__INSTRUCTION__: Select and copy out every line in the records containing "SRMTID".

__PROVIDED ENTRIES__:
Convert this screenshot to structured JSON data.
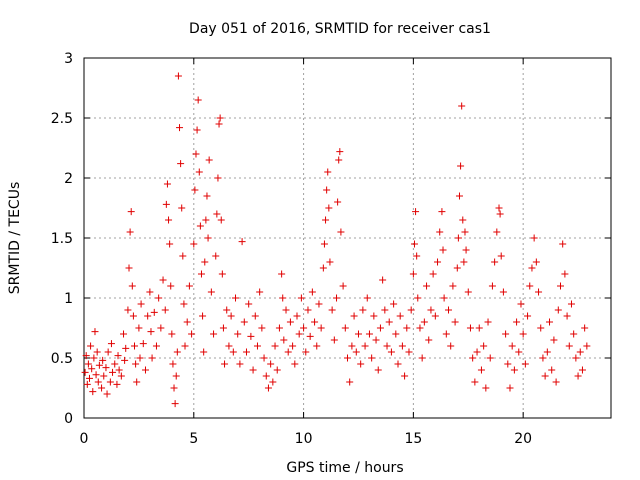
{
  "chart_data": {
    "type": "scatter",
    "title": "Day 051 of 2016, SRMTID for receiver cas1",
    "xlabel": "GPS time / hours",
    "ylabel": "SRMTID / TECUs",
    "xlim": [
      0,
      24
    ],
    "ylim": [
      0,
      3
    ],
    "xticks": [
      0,
      5,
      10,
      15,
      20
    ],
    "yticks": [
      0,
      0.5,
      1,
      1.5,
      2,
      2.5,
      3
    ],
    "xtick_labels": [
      "0",
      "5",
      "10",
      "15",
      "20"
    ],
    "ytick_labels": [
      "0",
      "0.5",
      "1",
      "1.5",
      "2",
      "2.5",
      "3"
    ],
    "grid": true,
    "marker": "+",
    "color": "#e00000",
    "series": [
      {
        "name": "SRMTID",
        "points": [
          [
            0.05,
            0.38
          ],
          [
            0.1,
            0.52
          ],
          [
            0.15,
            0.28
          ],
          [
            0.2,
            0.45
          ],
          [
            0.25,
            0.33
          ],
          [
            0.3,
            0.6
          ],
          [
            0.35,
            0.41
          ],
          [
            0.4,
            0.22
          ],
          [
            0.45,
            0.5
          ],
          [
            0.5,
            0.72
          ],
          [
            0.55,
            0.36
          ],
          [
            0.6,
            0.55
          ],
          [
            0.65,
            0.3
          ],
          [
            0.7,
            0.44
          ],
          [
            0.8,
            0.25
          ],
          [
            0.85,
            0.48
          ],
          [
            0.9,
            0.35
          ],
          [
            1.0,
            0.42
          ],
          [
            1.05,
            0.2
          ],
          [
            1.1,
            0.55
          ],
          [
            1.2,
            0.3
          ],
          [
            1.25,
            0.62
          ],
          [
            1.3,
            0.38
          ],
          [
            1.4,
            0.45
          ],
          [
            1.5,
            0.28
          ],
          [
            1.55,
            0.52
          ],
          [
            1.6,
            0.4
          ],
          [
            1.7,
            0.35
          ],
          [
            1.8,
            0.7
          ],
          [
            1.85,
            0.48
          ],
          [
            1.9,
            0.58
          ],
          [
            2.0,
            0.9
          ],
          [
            2.05,
            1.25
          ],
          [
            2.1,
            1.55
          ],
          [
            2.15,
            1.72
          ],
          [
            2.2,
            1.1
          ],
          [
            2.25,
            0.85
          ],
          [
            2.3,
            0.6
          ],
          [
            2.35,
            0.45
          ],
          [
            2.4,
            0.3
          ],
          [
            2.5,
            0.75
          ],
          [
            2.55,
            0.5
          ],
          [
            2.6,
            0.95
          ],
          [
            2.7,
            0.62
          ],
          [
            2.8,
            0.4
          ],
          [
            2.9,
            0.85
          ],
          [
            3.0,
            1.05
          ],
          [
            3.05,
            0.72
          ],
          [
            3.1,
            0.5
          ],
          [
            3.2,
            0.88
          ],
          [
            3.3,
            0.6
          ],
          [
            3.4,
            1.0
          ],
          [
            3.5,
            0.75
          ],
          [
            3.6,
            1.15
          ],
          [
            3.7,
            0.9
          ],
          [
            3.75,
            1.78
          ],
          [
            3.8,
            1.95
          ],
          [
            3.85,
            1.65
          ],
          [
            3.9,
            1.45
          ],
          [
            3.95,
            1.1
          ],
          [
            4.0,
            0.7
          ],
          [
            4.05,
            0.45
          ],
          [
            4.1,
            0.25
          ],
          [
            4.15,
            0.12
          ],
          [
            4.2,
            0.35
          ],
          [
            4.25,
            0.55
          ],
          [
            4.3,
            2.85
          ],
          [
            4.35,
            2.42
          ],
          [
            4.4,
            2.12
          ],
          [
            4.45,
            1.75
          ],
          [
            4.5,
            1.35
          ],
          [
            4.55,
            0.95
          ],
          [
            4.6,
            0.6
          ],
          [
            4.7,
            0.8
          ],
          [
            4.8,
            1.1
          ],
          [
            4.9,
            0.7
          ],
          [
            5.0,
            1.45
          ],
          [
            5.05,
            1.9
          ],
          [
            5.1,
            2.2
          ],
          [
            5.15,
            2.4
          ],
          [
            5.2,
            2.65
          ],
          [
            5.25,
            2.05
          ],
          [
            5.3,
            1.6
          ],
          [
            5.35,
            1.2
          ],
          [
            5.4,
            0.85
          ],
          [
            5.45,
            0.55
          ],
          [
            5.5,
            1.3
          ],
          [
            5.55,
            1.65
          ],
          [
            5.6,
            1.85
          ],
          [
            5.65,
            1.5
          ],
          [
            5.7,
            2.15
          ],
          [
            5.8,
            1.05
          ],
          [
            5.9,
            0.7
          ],
          [
            6.0,
            1.35
          ],
          [
            6.05,
            1.7
          ],
          [
            6.1,
            2.0
          ],
          [
            6.15,
            2.45
          ],
          [
            6.2,
            2.5
          ],
          [
            6.25,
            1.65
          ],
          [
            6.3,
            1.2
          ],
          [
            6.35,
            0.75
          ],
          [
            6.4,
            0.45
          ],
          [
            6.5,
            0.9
          ],
          [
            6.6,
            0.6
          ],
          [
            6.7,
            0.85
          ],
          [
            6.8,
            0.55
          ],
          [
            6.9,
            1.0
          ],
          [
            7.0,
            0.7
          ],
          [
            7.1,
            0.45
          ],
          [
            7.2,
            1.47
          ],
          [
            7.3,
            0.8
          ],
          [
            7.4,
            0.55
          ],
          [
            7.5,
            0.95
          ],
          [
            7.6,
            0.68
          ],
          [
            7.7,
            0.4
          ],
          [
            7.8,
            0.85
          ],
          [
            7.9,
            0.6
          ],
          [
            8.0,
            1.05
          ],
          [
            8.1,
            0.75
          ],
          [
            8.2,
            0.5
          ],
          [
            8.3,
            0.35
          ],
          [
            8.4,
            0.25
          ],
          [
            8.5,
            0.45
          ],
          [
            8.6,
            0.3
          ],
          [
            8.7,
            0.6
          ],
          [
            8.8,
            0.4
          ],
          [
            8.9,
            0.75
          ],
          [
            9.0,
            1.2
          ],
          [
            9.05,
            1.0
          ],
          [
            9.1,
            0.65
          ],
          [
            9.2,
            0.9
          ],
          [
            9.3,
            0.55
          ],
          [
            9.4,
            0.8
          ],
          [
            9.5,
            0.6
          ],
          [
            9.6,
            0.45
          ],
          [
            9.7,
            0.85
          ],
          [
            9.8,
            0.7
          ],
          [
            9.9,
            1.0
          ],
          [
            10.0,
            0.75
          ],
          [
            10.1,
            0.55
          ],
          [
            10.2,
            0.9
          ],
          [
            10.3,
            0.68
          ],
          [
            10.4,
            1.05
          ],
          [
            10.5,
            0.8
          ],
          [
            10.6,
            0.6
          ],
          [
            10.7,
            0.95
          ],
          [
            10.8,
            0.75
          ],
          [
            10.9,
            1.25
          ],
          [
            10.95,
            1.45
          ],
          [
            11.0,
            1.65
          ],
          [
            11.05,
            1.9
          ],
          [
            11.1,
            2.05
          ],
          [
            11.15,
            1.75
          ],
          [
            11.2,
            1.3
          ],
          [
            11.3,
            0.9
          ],
          [
            11.4,
            0.65
          ],
          [
            11.5,
            1.0
          ],
          [
            11.55,
            1.8
          ],
          [
            11.6,
            2.15
          ],
          [
            11.65,
            2.22
          ],
          [
            11.7,
            1.55
          ],
          [
            11.8,
            1.1
          ],
          [
            11.9,
            0.75
          ],
          [
            12.0,
            0.5
          ],
          [
            12.1,
            0.3
          ],
          [
            12.2,
            0.6
          ],
          [
            12.3,
            0.85
          ],
          [
            12.4,
            0.55
          ],
          [
            12.5,
            0.7
          ],
          [
            12.6,
            0.45
          ],
          [
            12.7,
            0.9
          ],
          [
            12.8,
            0.6
          ],
          [
            12.9,
            1.0
          ],
          [
            13.0,
            0.7
          ],
          [
            13.1,
            0.5
          ],
          [
            13.2,
            0.85
          ],
          [
            13.3,
            0.65
          ],
          [
            13.4,
            0.4
          ],
          [
            13.5,
            0.75
          ],
          [
            13.6,
            1.15
          ],
          [
            13.7,
            0.9
          ],
          [
            13.8,
            0.6
          ],
          [
            13.9,
            0.8
          ],
          [
            14.0,
            0.55
          ],
          [
            14.1,
            0.95
          ],
          [
            14.2,
            0.7
          ],
          [
            14.3,
            0.45
          ],
          [
            14.4,
            0.85
          ],
          [
            14.5,
            0.6
          ],
          [
            14.6,
            0.35
          ],
          [
            14.7,
            0.75
          ],
          [
            14.8,
            0.55
          ],
          [
            14.9,
            0.9
          ],
          [
            15.0,
            1.2
          ],
          [
            15.05,
            1.45
          ],
          [
            15.1,
            1.72
          ],
          [
            15.15,
            1.35
          ],
          [
            15.2,
            1.0
          ],
          [
            15.3,
            0.75
          ],
          [
            15.4,
            0.5
          ],
          [
            15.5,
            0.8
          ],
          [
            15.6,
            1.1
          ],
          [
            15.7,
            0.65
          ],
          [
            15.8,
            0.9
          ],
          [
            15.9,
            1.2
          ],
          [
            16.0,
            0.85
          ],
          [
            16.1,
            1.3
          ],
          [
            16.2,
            1.55
          ],
          [
            16.3,
            1.72
          ],
          [
            16.35,
            1.4
          ],
          [
            16.4,
            1.0
          ],
          [
            16.5,
            0.7
          ],
          [
            16.6,
            0.9
          ],
          [
            16.7,
            0.6
          ],
          [
            16.8,
            1.1
          ],
          [
            16.9,
            0.8
          ],
          [
            17.0,
            1.25
          ],
          [
            17.05,
            1.5
          ],
          [
            17.1,
            1.85
          ],
          [
            17.15,
            2.1
          ],
          [
            17.2,
            2.6
          ],
          [
            17.25,
            1.65
          ],
          [
            17.3,
            1.3
          ],
          [
            17.35,
            1.55
          ],
          [
            17.4,
            1.4
          ],
          [
            17.5,
            1.05
          ],
          [
            17.6,
            0.75
          ],
          [
            17.7,
            0.5
          ],
          [
            17.8,
            0.3
          ],
          [
            17.9,
            0.55
          ],
          [
            18.0,
            0.75
          ],
          [
            18.1,
            0.4
          ],
          [
            18.2,
            0.6
          ],
          [
            18.3,
            0.25
          ],
          [
            18.4,
            0.8
          ],
          [
            18.5,
            0.5
          ],
          [
            18.6,
            1.1
          ],
          [
            18.7,
            1.3
          ],
          [
            18.8,
            1.55
          ],
          [
            18.9,
            1.75
          ],
          [
            18.95,
            1.7
          ],
          [
            19.0,
            1.35
          ],
          [
            19.1,
            1.05
          ],
          [
            19.2,
            0.7
          ],
          [
            19.3,
            0.45
          ],
          [
            19.4,
            0.25
          ],
          [
            19.5,
            0.6
          ],
          [
            19.6,
            0.4
          ],
          [
            19.7,
            0.8
          ],
          [
            19.8,
            0.55
          ],
          [
            19.9,
            0.95
          ],
          [
            20.0,
            0.7
          ],
          [
            20.1,
            0.45
          ],
          [
            20.2,
            0.85
          ],
          [
            20.3,
            1.1
          ],
          [
            20.4,
            1.25
          ],
          [
            20.5,
            1.5
          ],
          [
            20.6,
            1.3
          ],
          [
            20.7,
            1.05
          ],
          [
            20.8,
            0.75
          ],
          [
            20.9,
            0.5
          ],
          [
            21.0,
            0.35
          ],
          [
            21.1,
            0.55
          ],
          [
            21.2,
            0.8
          ],
          [
            21.3,
            0.4
          ],
          [
            21.4,
            0.65
          ],
          [
            21.5,
            0.3
          ],
          [
            21.6,
            0.9
          ],
          [
            21.7,
            1.1
          ],
          [
            21.8,
            1.45
          ],
          [
            21.9,
            1.2
          ],
          [
            22.0,
            0.85
          ],
          [
            22.1,
            0.6
          ],
          [
            22.2,
            0.95
          ],
          [
            22.3,
            0.7
          ],
          [
            22.4,
            0.5
          ],
          [
            22.5,
            0.35
          ],
          [
            22.6,
            0.55
          ],
          [
            22.7,
            0.4
          ],
          [
            22.8,
            0.75
          ],
          [
            22.9,
            0.6
          ]
        ]
      }
    ]
  }
}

__RESPONSE BELOW__:
    "title": "Day 051 of 2016, SRMTID for receiver cas1",
    "ylabel": "SRMTID / TECUs",
        "name": "SRMTID",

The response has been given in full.